## START

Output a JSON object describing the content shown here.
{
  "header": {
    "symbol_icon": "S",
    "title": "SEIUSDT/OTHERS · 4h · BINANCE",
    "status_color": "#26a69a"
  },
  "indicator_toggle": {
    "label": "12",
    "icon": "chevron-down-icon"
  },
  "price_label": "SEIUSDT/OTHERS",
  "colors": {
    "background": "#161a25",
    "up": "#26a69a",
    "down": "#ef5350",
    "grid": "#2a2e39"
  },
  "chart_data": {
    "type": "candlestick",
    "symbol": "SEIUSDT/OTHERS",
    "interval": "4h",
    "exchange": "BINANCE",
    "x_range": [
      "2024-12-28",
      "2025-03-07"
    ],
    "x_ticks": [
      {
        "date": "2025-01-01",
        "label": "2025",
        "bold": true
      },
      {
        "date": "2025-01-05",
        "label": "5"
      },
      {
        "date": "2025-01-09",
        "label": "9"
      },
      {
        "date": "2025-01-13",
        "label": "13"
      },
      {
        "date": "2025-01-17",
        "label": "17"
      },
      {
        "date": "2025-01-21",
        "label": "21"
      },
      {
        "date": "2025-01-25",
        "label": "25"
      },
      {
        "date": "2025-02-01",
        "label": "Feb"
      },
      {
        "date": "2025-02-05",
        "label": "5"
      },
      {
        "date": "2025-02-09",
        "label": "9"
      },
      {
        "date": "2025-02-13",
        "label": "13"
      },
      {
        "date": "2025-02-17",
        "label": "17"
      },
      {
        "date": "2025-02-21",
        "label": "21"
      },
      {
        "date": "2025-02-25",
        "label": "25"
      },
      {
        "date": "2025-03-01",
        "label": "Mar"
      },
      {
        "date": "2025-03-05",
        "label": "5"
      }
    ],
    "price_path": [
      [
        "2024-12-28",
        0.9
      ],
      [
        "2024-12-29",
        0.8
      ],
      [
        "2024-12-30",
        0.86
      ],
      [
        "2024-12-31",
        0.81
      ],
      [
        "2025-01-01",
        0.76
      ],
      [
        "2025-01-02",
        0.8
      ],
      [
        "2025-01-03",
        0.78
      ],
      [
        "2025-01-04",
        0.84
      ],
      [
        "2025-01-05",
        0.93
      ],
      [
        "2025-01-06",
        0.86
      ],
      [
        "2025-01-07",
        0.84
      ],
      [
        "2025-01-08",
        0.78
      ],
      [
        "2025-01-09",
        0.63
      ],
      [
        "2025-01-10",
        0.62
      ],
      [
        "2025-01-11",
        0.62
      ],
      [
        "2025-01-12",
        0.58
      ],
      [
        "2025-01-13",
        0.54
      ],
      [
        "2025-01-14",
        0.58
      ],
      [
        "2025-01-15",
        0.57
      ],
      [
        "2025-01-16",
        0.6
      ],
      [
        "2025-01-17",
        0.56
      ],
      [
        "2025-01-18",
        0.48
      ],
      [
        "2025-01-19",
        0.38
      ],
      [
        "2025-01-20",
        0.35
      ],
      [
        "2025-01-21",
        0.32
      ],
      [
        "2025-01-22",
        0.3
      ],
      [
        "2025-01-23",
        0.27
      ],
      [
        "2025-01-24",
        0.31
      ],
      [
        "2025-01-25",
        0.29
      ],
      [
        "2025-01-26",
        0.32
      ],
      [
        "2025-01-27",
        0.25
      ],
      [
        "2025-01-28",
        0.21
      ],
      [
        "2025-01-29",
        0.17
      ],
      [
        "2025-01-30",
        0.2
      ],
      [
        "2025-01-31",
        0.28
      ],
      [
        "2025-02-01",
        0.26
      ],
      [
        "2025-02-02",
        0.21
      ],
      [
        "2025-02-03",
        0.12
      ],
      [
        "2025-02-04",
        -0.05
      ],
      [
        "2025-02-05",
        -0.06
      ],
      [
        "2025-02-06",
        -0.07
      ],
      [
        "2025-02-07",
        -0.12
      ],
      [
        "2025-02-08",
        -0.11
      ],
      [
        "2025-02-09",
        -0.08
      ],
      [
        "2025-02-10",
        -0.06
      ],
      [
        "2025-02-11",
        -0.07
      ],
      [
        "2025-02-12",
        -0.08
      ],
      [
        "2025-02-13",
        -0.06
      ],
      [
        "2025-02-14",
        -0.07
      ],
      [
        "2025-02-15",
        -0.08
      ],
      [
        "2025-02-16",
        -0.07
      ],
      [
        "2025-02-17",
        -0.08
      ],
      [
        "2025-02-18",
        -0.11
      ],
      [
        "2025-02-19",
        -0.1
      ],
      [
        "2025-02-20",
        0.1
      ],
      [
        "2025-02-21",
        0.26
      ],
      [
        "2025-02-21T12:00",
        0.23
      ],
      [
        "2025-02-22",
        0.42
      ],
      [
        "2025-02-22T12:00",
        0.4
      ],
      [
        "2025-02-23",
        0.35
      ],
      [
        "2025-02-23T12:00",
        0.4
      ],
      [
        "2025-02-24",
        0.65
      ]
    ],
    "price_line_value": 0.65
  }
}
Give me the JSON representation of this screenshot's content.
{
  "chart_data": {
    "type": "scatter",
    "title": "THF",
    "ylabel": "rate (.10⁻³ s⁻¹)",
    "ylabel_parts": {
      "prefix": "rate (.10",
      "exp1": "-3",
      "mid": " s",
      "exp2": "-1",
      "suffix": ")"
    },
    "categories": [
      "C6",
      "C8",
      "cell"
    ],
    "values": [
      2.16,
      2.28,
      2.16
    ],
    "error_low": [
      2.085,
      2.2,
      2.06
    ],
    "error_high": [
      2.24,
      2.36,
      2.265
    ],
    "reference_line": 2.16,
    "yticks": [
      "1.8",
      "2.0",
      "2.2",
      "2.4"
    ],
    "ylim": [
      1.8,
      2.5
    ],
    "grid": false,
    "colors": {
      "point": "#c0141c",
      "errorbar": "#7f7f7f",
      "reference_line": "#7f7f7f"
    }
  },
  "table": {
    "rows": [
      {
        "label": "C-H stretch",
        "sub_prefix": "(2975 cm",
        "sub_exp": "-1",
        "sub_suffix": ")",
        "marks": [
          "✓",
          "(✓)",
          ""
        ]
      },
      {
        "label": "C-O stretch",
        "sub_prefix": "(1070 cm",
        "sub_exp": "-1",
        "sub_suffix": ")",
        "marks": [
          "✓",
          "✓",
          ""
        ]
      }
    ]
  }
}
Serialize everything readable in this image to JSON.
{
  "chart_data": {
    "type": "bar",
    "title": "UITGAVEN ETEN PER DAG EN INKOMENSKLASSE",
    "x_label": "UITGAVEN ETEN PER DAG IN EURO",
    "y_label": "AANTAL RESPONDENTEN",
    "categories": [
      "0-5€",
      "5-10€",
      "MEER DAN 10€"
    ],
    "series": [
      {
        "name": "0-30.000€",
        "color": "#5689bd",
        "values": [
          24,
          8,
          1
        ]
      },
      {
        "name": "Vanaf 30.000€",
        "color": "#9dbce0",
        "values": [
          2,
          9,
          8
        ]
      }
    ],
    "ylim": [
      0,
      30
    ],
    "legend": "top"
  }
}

## END

[Task directions]
Return each line in the records that holds the string "BINANCE".

[Response]
    "title": "SEIUSDT/OTHERS · 4h · BINANCE",
    "exchange": "BINANCE",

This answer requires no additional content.